* Short problem:
Give the number of lines that include the string "SRMTID", nothing more.
* START Material for this task *
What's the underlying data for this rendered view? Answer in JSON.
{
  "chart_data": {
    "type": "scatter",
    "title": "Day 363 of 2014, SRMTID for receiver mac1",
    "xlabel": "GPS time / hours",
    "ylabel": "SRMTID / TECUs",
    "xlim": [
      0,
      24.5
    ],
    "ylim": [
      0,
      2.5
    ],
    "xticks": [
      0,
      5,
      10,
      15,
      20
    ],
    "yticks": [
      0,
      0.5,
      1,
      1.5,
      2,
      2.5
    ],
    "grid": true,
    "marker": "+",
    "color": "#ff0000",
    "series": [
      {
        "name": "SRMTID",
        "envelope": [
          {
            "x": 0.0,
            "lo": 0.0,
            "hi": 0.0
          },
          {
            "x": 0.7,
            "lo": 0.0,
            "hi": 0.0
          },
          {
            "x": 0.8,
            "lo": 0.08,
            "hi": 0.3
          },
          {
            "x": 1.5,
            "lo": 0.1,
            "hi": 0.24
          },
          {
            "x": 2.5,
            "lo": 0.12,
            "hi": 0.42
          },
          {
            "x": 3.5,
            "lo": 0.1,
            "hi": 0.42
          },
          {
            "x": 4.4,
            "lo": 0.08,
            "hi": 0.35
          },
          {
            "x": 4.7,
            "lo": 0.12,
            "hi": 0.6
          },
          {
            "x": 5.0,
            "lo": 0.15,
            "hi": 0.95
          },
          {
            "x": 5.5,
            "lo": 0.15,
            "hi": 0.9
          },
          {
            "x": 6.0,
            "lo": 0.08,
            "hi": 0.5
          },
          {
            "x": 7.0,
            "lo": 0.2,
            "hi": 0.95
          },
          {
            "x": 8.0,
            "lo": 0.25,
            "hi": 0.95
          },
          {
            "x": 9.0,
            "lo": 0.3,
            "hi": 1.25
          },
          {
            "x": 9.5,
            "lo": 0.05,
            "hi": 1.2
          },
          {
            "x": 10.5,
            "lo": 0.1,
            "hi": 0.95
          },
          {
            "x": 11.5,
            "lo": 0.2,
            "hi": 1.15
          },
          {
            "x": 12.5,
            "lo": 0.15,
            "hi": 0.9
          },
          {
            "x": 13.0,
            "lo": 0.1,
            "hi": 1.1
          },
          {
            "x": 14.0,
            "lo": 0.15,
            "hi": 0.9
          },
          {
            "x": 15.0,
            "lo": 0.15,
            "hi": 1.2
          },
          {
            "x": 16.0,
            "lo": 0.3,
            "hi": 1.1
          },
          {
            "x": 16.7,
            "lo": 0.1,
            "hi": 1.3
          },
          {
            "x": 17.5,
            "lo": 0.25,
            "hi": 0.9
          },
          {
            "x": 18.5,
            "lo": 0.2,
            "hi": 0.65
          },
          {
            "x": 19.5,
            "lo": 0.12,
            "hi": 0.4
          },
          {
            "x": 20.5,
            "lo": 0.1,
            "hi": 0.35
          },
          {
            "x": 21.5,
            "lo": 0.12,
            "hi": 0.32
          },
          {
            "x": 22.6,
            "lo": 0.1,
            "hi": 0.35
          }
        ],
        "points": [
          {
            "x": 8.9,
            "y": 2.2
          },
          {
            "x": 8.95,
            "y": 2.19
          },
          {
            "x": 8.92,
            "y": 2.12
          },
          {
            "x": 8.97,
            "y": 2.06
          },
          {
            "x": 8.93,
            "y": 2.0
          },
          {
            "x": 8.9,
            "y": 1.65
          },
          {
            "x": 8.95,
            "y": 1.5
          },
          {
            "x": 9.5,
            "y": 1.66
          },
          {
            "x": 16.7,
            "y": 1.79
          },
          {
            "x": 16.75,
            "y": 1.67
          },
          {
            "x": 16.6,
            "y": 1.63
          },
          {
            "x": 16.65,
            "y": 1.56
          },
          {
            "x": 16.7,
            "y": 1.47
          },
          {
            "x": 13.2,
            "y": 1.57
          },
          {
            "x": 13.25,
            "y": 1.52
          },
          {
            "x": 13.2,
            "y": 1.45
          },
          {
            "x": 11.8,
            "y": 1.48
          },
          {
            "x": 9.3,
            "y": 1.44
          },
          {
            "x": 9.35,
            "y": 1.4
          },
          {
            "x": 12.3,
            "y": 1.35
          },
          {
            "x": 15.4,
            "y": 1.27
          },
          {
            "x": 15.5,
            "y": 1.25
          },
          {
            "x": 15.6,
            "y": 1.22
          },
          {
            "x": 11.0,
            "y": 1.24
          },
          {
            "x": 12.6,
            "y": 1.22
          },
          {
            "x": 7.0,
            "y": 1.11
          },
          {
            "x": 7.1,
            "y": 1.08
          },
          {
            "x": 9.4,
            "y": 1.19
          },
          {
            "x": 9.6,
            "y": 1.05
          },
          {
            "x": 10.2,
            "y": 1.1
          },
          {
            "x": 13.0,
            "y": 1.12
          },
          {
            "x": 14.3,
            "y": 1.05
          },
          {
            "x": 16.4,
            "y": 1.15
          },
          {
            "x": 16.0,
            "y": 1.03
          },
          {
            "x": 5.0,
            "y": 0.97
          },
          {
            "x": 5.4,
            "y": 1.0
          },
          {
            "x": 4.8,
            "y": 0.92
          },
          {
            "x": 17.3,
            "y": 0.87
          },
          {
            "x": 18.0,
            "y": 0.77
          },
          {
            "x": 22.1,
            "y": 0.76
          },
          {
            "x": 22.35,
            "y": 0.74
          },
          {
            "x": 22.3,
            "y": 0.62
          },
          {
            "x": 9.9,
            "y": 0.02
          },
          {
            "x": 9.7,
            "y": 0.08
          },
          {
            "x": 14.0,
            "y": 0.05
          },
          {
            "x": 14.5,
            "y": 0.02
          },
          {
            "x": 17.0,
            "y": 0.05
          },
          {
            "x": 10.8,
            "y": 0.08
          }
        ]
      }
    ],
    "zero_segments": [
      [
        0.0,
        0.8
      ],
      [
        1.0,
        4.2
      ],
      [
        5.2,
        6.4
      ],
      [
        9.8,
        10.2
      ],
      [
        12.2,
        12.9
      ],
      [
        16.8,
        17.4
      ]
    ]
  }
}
* END Material for this task *
* Answer to the task:
3